| Given task |
Omit the pictures and output every entry below exactly as written.

##### Supplied records #####

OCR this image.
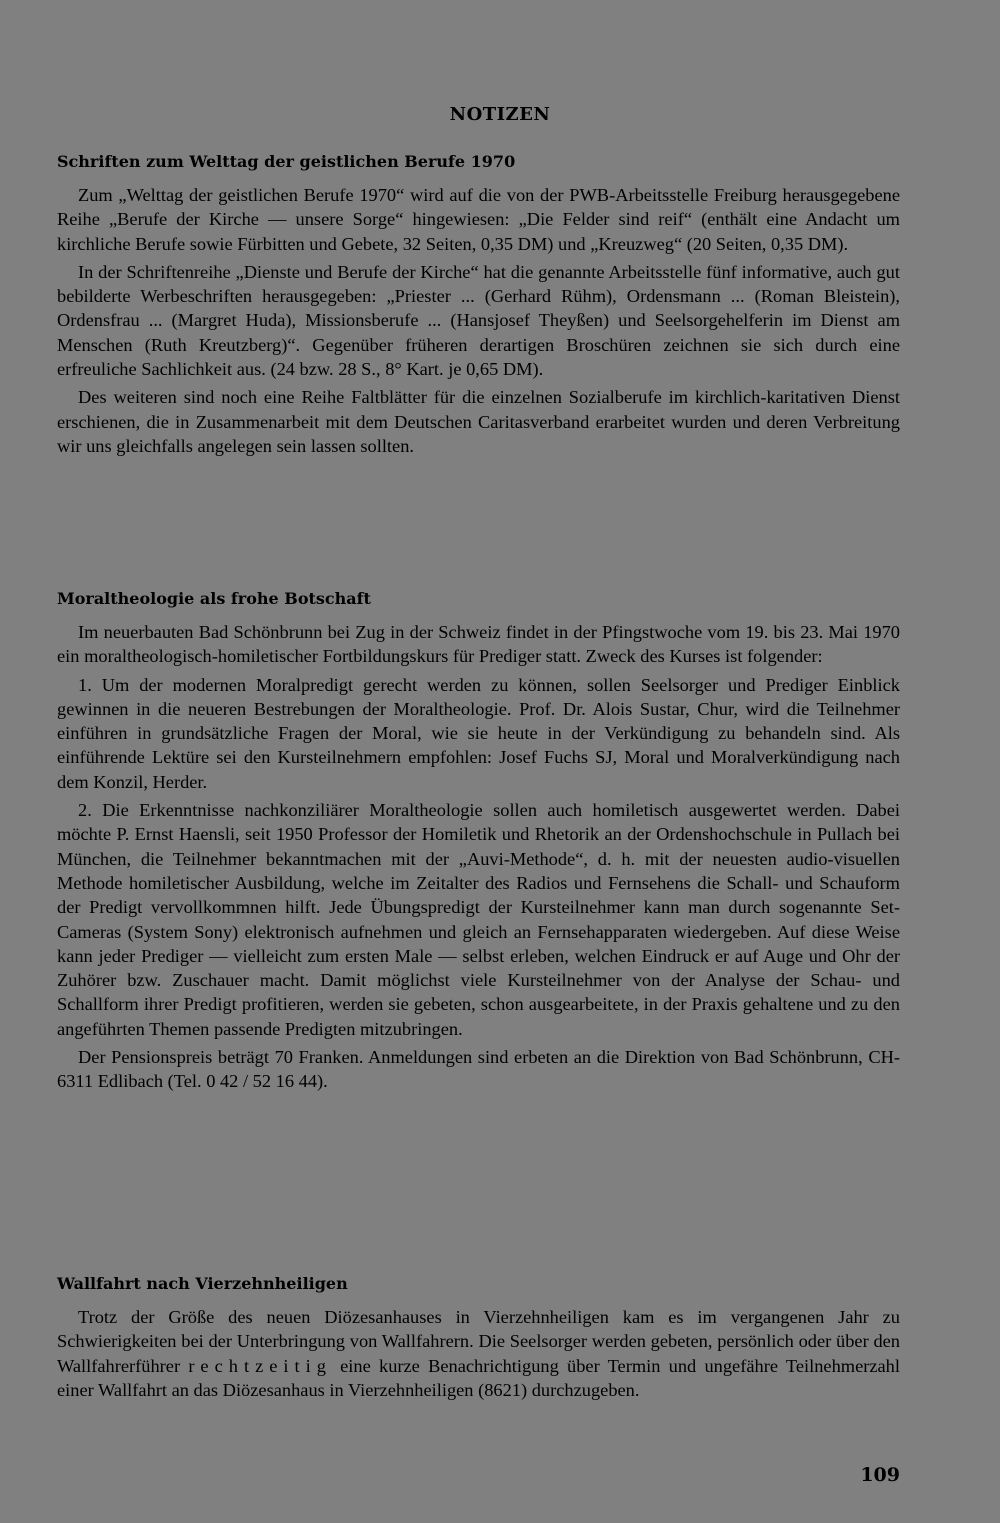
NOTIZEN
Schriften zum Welttag der geistlichen Berufe 1970

Zum „Welttag der geistlichen Berufe 1970“ wird auf die von der PWB-Arbeitsstelle Freiburg herausgegebene Reihe „Berufe der Kirche — unsere Sorge“ hingewiesen: „Die Felder sind reif“ (enthält eine Andacht um kirchliche Berufe sowie Fürbitten und Gebete, 32 Seiten, 0,35 DM) und „Kreuzweg“ (20 Seiten, 0,35 DM).

In der Schriftenreihe „Dienste und Berufe der Kirche“ hat die genannte Arbeitsstelle fünf informative, auch gut bebilderte Werbeschriften herausgegeben: „Priester ... (Gerhard Rühm), Ordensmann ... (Roman Bleistein), Ordensfrau ... (Margret Huda), Missionsberufe ... (Hansjosef Theyßen) und Seelsorgehelferin im Dienst am Menschen (Ruth Kreutzberg)“. Gegenüber früheren derartigen Broschüren zeichnen sie sich durch eine erfreuliche Sachlichkeit aus. (24 bzw. 28 S., 8° Kart. je 0,65 DM).

Des weiteren sind noch eine Reihe Faltblätter für die einzelnen Sozialberufe im kirchlich-karitativen Dienst erschienen, die in Zusammenarbeit mit dem Deutschen Caritasverband erarbeitet wurden und deren Verbreitung wir uns gleichfalls angelegen sein lassen sollten.

Moraltheologie als frohe Botschaft

Im neuerbauten Bad Schönbrunn bei Zug in der Schweiz findet in der Pfingstwoche vom 19. bis 23. Mai 1970 ein moraltheologisch-homiletischer Fortbildungskurs für Prediger statt. Zweck des Kurses ist folgender:

1. Um der modernen Moralpredigt gerecht werden zu können, sollen Seelsorger und Prediger Einblick gewinnen in die neueren Bestrebungen der Moraltheologie. Prof. Dr. Alois Sustar, Chur, wird die Teilnehmer einführen in grundsätzliche Fragen der Moral, wie sie heute in der Verkündigung zu behandeln sind. Als einführende Lektüre sei den Kursteilnehmern empfohlen: Josef Fuchs SJ, Moral und Moralverkündigung nach dem Konzil, Herder.

2. Die Erkenntnisse nachkonziliärer Moraltheologie sollen auch homiletisch ausgewertet werden. Dabei möchte P. Ernst Haensli, seit 1950 Professor der Homiletik und Rhetorik an der Ordenshochschule in Pullach bei München, die Teilnehmer bekanntmachen mit der „Auvi-Methode“, d. h. mit der neuesten audio-visuellen Methode homiletischer Ausbildung, welche im Zeitalter des Radios und Fernsehens die Schall- und Schauform der Predigt vervollkommnen hilft. Jede Übungspredigt der Kursteilnehmer kann man durch sogenannte Set-Cameras (System Sony) elektronisch aufnehmen und gleich an Fernsehapparaten wiedergeben. Auf diese Weise kann jeder Prediger — vielleicht zum ersten Male — selbst erleben, welchen Eindruck er auf Auge und Ohr der Zuhörer bzw. Zuschauer macht. Damit möglichst viele Kursteilnehmer von der Analyse der Schau- und Schallform ihrer Predigt profitieren, werden sie gebeten, schon ausgearbeitete, in der Praxis gehaltene und zu den angeführten Themen passende Predigten mitzubringen.

Der Pensionspreis beträgt 70 Franken. Anmeldungen sind erbeten an die Direktion von Bad Schönbrunn, CH-6311 Edlibach (Tel. 0 42 / 52 16 44).

Wallfahrt nach Vierzehnheiligen

Trotz der Größe des neuen Diözesanhauses in Vierzehnheiligen kam es im vergangenen Jahr zu Schwierigkeiten bei der Unterbringung von Wallfahrern. Die Seelsorger werden gebeten, persönlich oder über den Wallfahrerführer rechtzeitig eine kurze Benachrichtigung über Termin und ungefähre Teilnehmerzahl einer Wallfahrt an das Diözesanhaus in Vierzehnheiligen (8621) durchzugeben.

109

#####

| Written solution |
OCR this image.
NOTIZEN
Schriften zum Welttag der geistlichen Berufe 1970

Zum „Welttag der geistlichen Berufe 1970“ wird auf die von der PWB-Arbeitsstelle Freiburg herausgegebene Reihe „Berufe der Kirche — unsere Sorge“ hingewiesen: „Die Felder sind reif“ (enthält eine Andacht um kirchliche Berufe sowie Fürbitten und Gebete, 32 Seiten, 0,35 DM) und „Kreuzweg“ (20 Seiten, 0,35 DM).

In der Schriftenreihe „Dienste und Berufe der Kirche“ hat die genannte Arbeitsstelle fünf informative, auch gut bebilderte Werbeschriften herausgegeben: „Priester ... (Gerhard Rühm), Ordensmann ... (Roman Bleistein), Ordensfrau ... (Margret Huda), Missionsberufe ... (Hansjosef Theyßen) und Seelsorgehelferin im Dienst am Menschen (Ruth Kreutzberg)“. Gegenüber früheren derartigen Broschüren zeichnen sie sich durch eine erfreuliche Sachlichkeit aus. (24 bzw. 28 S., 8° Kart. je 0,65 DM).

Des weiteren sind noch eine Reihe Faltblätter für die einzelnen Sozialberufe im kirchlich-karitativen Dienst erschienen, die in Zusammenarbeit mit dem Deutschen Caritasverband erarbeitet wurden und deren Verbreitung wir uns gleichfalls angelegen sein lassen sollten.

Moraltheologie als frohe Botschaft

Im neuerbauten Bad Schönbrunn bei Zug in der Schweiz findet in der Pfingstwoche vom 19. bis 23. Mai 1970 ein moraltheologisch-homiletischer Fortbildungskurs für Prediger statt. Zweck des Kurses ist folgender:

1. Um der modernen Moralpredigt gerecht werden zu können, sollen Seelsorger und Prediger Einblick gewinnen in die neueren Bestrebungen der Moraltheologie. Prof. Dr. Alois Sustar, Chur, wird die Teilnehmer einführen in grundsätzliche Fragen der Moral, wie sie heute in der Verkündigung zu behandeln sind. Als einführende Lektüre sei den Kursteilnehmern empfohlen: Josef Fuchs SJ, Moral und Moralverkündigung nach dem Konzil, Herder.

2. Die Erkenntnisse nachkonziliärer Moraltheologie sollen auch homiletisch ausgewertet werden. Dabei möchte P. Ernst Haensli, seit 1950 Professor der Homiletik und Rhetorik an der Ordenshochschule in Pullach bei München, die Teilnehmer bekanntmachen mit der „Auvi-Methode“, d. h. mit der neuesten audio-visuellen Methode homiletischer Ausbildung, welche im Zeitalter des Radios und Fernsehens die Schall- und Schauform der Predigt vervollkommnen hilft. Jede Übungspredigt der Kursteilnehmer kann man durch sogenannte Set-Cameras (System Sony) elektronisch aufnehmen und gleich an Fernsehapparaten wiedergeben. Auf diese Weise kann jeder Prediger — vielleicht zum ersten Male — selbst erleben, welchen Eindruck er auf Auge und Ohr der Zuhörer bzw. Zuschauer macht. Damit möglichst viele Kursteilnehmer von der Analyse der Schau- und Schallform ihrer Predigt profitieren, werden sie gebeten, schon ausgearbeitete, in der Praxis gehaltene und zu den angeführten Themen passende Predigten mitzubringen.

Der Pensionspreis beträgt 70 Franken. Anmeldungen sind erbeten an die Direktion von Bad Schönbrunn, CH-6311 Edlibach (Tel. 0 42 / 52 16 44).

Wallfahrt nach Vierzehnheiligen

Trotz der Größe des neuen Diözesanhauses in Vierzehnheiligen kam es im vergangenen Jahr zu Schwierigkeiten bei der Unterbringung von Wallfahrern. Die Seelsorger werden gebeten, persönlich oder über den Wallfahrerführer rechtzeitig eine kurze Benachrichtigung über Termin und ungefähre Teilnehmerzahl einer Wallfahrt an das Diözesanhaus in Vierzehnheiligen (8621) durchzugeben.

109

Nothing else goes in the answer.